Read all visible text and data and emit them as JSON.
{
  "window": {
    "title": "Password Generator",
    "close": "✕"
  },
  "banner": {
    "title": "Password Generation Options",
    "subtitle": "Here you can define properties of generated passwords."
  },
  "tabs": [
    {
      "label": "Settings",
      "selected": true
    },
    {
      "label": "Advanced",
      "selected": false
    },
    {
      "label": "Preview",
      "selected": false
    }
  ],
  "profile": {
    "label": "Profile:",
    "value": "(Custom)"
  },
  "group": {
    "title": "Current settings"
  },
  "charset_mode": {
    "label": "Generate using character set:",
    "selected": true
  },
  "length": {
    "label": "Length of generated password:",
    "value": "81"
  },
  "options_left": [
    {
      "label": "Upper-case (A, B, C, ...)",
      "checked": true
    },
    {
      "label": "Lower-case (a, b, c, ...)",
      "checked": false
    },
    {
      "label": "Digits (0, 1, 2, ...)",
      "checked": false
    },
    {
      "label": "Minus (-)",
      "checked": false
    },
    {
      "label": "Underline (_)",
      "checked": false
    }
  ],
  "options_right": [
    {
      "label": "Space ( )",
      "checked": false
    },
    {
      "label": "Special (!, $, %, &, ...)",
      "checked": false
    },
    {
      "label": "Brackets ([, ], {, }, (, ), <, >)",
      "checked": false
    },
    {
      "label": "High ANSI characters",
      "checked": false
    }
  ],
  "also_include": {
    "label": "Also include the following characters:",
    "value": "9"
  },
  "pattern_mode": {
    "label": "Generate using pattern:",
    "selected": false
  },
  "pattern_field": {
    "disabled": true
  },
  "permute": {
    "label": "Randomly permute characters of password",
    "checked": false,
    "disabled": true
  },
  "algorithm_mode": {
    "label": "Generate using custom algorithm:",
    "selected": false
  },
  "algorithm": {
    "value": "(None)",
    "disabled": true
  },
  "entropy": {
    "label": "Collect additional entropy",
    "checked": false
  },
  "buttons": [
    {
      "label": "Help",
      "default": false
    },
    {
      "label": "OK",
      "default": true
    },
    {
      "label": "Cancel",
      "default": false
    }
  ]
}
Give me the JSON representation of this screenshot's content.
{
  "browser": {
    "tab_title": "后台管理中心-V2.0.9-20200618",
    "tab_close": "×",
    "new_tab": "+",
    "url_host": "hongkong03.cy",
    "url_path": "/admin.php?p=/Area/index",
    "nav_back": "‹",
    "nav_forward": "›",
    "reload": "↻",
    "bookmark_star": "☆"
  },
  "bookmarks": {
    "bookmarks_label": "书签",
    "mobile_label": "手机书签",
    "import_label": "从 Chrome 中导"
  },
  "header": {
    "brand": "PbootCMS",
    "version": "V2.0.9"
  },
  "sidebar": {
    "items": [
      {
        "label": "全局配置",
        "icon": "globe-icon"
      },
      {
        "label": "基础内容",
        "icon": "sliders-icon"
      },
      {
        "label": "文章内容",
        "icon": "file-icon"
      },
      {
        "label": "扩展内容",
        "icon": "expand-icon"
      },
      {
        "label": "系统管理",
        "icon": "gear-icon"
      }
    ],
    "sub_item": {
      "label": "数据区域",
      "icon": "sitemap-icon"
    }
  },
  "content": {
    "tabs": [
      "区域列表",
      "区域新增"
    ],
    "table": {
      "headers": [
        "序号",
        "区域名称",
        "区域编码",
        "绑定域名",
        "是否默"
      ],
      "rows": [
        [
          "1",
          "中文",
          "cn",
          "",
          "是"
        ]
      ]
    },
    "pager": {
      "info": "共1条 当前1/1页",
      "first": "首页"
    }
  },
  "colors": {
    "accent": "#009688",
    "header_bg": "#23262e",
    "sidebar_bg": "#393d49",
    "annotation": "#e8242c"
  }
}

● WHAT IS EXPECTED
Output the listing above word for word.

● OUTPUT FOR THIS TASK
Read all visible text and data and emit them as JSON.
{
  "window": {
    "title": "Password Generator",
    "close": "✕"
  },
  "banner": {
    "title": "Password Generation Options",
    "subtitle": "Here you can define properties of generated passwords."
  },
  "tabs": [
    {
      "label": "Settings",
      "selected": true
    },
    {
      "label": "Advanced",
      "selected": false
    },
    {
      "label": "Preview",
      "selected": false
    }
  ],
  "profile": {
    "label": "Profile:",
    "value": "(Custom)"
  },
  "group": {
    "title": "Current settings"
  },
  "charset_mode": {
    "label": "Generate using character set:",
    "selected": true
  },
  "length": {
    "label": "Length of generated password:",
    "value": "81"
  },
  "options_left": [
    {
      "label": "Upper-case (A, B, C, ...)",
      "checked": true
    },
    {
      "label": "Lower-case (a, b, c, ...)",
      "checked": false
    },
    {
      "label": "Digits (0, 1, 2, ...)",
      "checked": false
    },
    {
      "label": "Minus (-)",
      "checked": false
    },
    {
      "label": "Underline (_)",
      "checked": false
    }
  ],
  "options_right": [
    {
      "label": "Space ( )",
      "checked": false
    },
    {
      "label": "Special (!, $, %, &, ...)",
      "checked": false
    },
    {
      "label": "Brackets ([, ], {, }, (, ), <, >)",
      "checked": false
    },
    {
      "label": "High ANSI characters",
      "checked": false
    }
  ],
  "also_include": {
    "label": "Also include the following characters:",
    "value": "9"
  },
  "pattern_mode": {
    "label": "Generate using pattern:",
    "selected": false
  },
  "pattern_field": {
    "disabled": true
  },
  "permute": {
    "label": "Randomly permute characters of password",
    "checked": false,
    "disabled": true
  },
  "algorithm_mode": {
    "label": "Generate using custom algorithm:",
    "selected": false
  },
  "algorithm": {
    "value": "(None)",
    "disabled": true
  },
  "entropy": {
    "label": "Collect additional entropy",
    "checked": false
  },
  "buttons": [
    {
      "label": "Help",
      "default": false
    },
    {
      "label": "OK",
      "default": true
    },
    {
      "label": "Cancel",
      "default": false
    }
  ]
}
Give me the JSON representation of this screenshot's content.
{
  "browser": {
    "tab_title": "后台管理中心-V2.0.9-20200618",
    "tab_close": "×",
    "new_tab": "+",
    "url_host": "hongkong03.cy",
    "url_path": "/admin.php?p=/Area/index",
    "nav_back": "‹",
    "nav_forward": "›",
    "reload": "↻",
    "bookmark_star": "☆"
  },
  "bookmarks": {
    "bookmarks_label": "书签",
    "mobile_label": "手机书签",
    "import_label": "从 Chrome 中导"
  },
  "header": {
    "brand": "PbootCMS",
    "version": "V2.0.9"
  },
  "sidebar": {
    "items": [
      {
        "label": "全局配置",
        "icon": "globe-icon"
      },
      {
        "label": "基础内容",
        "icon": "sliders-icon"
      },
      {
        "label": "文章内容",
        "icon": "file-icon"
      },
      {
        "label": "扩展内容",
        "icon": "expand-icon"
      },
      {
        "label": "系统管理",
        "icon": "gear-icon"
      }
    ],
    "sub_item": {
      "label": "数据区域",
      "icon": "sitemap-icon"
    }
  },
  "content": {
    "tabs": [
      "区域列表",
      "区域新增"
    ],
    "table": {
      "headers": [
        "序号",
        "区域名称",
        "区域编码",
        "绑定域名",
        "是否默"
      ],
      "rows": [
        [
          "1",
          "中文",
          "cn",
          "",
          "是"
        ]
      ]
    },
    "pager": {
      "info": "共1条 当前1/1页",
      "first": "首页"
    }
  },
  "colors": {
    "accent": "#009688",
    "header_bg": "#23262e",
    "sidebar_bg": "#393d49",
    "annotation": "#e8242c"
  }
}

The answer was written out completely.